- Reading passage -
________________________

It’s not every day that a Buddhist Rinpoche visits an artist’s studio and sums up the meaning of his art practice in one sentence. But for Phoenix-based artist Michael Marlowe, this is exactly what happened.
The story begins when a friend of Marlowe’s was helping raise funds for a Rinpoche and introduced him to Marlowe. When he visited the studio, the Rinpoche was intrigued by the canvasses propped against the walls. “In a nutshell, what he said is that I paint what he preaches. That my paintings turn the body inside out to find self,” Marlowe explains. “I thought wow, that’s so insightful. The conceptual idea of the work is all about that stuff we carry inside.”
Marlowe grew up in a family of artists; his father was an illustrator, and a founding member of a local group called the Cowboy Artists of America. He grew up running around his father’s studio, getting early exposure to the creative world and its methods. He went to design school at the University of Cincinnati College of Design, Architecture, Art and Planning (DAAP), and did his graduate work in printmaking at Arizona State University. After graduating, he was picked up by the Elaine Horwitz Gallery, the biggest contemporary gallery in Phoenix at the time.
“Spending a lot of time in the studio, I wanted to do something more collaborative.”
Marlowe started showing extensively in Phoenix, but despite his in-depth training in the visual arts, he decided to take another direction, and went back to school to study theater. “Spending a lot of time in the studio, I wanted to do something more collaborative,” he explains. His background was always in a wide variety of creative arts, from his Bauhaus architectural studies at DAAP, to a childhood where he was raised reading extensively. “The conceptual side of my creative process comes from poetry, a turn of a phrase or the way something was expressed,” Marlowe says. “I love the playfulness of E.E. Cummings. Early on I did a series of paintings based on his Six Nonlectures at Harvard.” Many of his works still reference famous poets, such as his Danse Russe series, after William Carlos Williams.

________________________

- What to work on -
[a] List every person the artist profile mentions by name.
[b] Set down the stretch of the artist profile from "It’s not every" through "exactly what happened.", keeping every word the same.

- Data segment -
________________________

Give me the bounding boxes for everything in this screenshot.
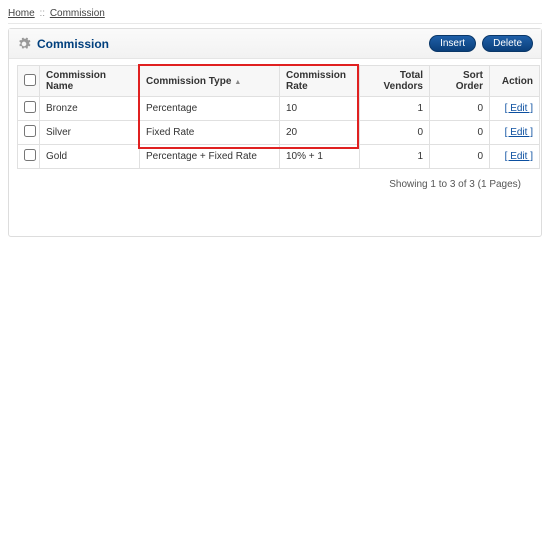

________________________

- List of solutions -
[a]
Michael Marlowe
E.E. Cummings
William Carlos Williams

[b]
It’s not every day that a Buddhist Rinpoche visits an artist’s studio and sums up the meaning of his art practice in one sentence. But for Phoenix-based artist Michael Marlowe, this is exactly what happened.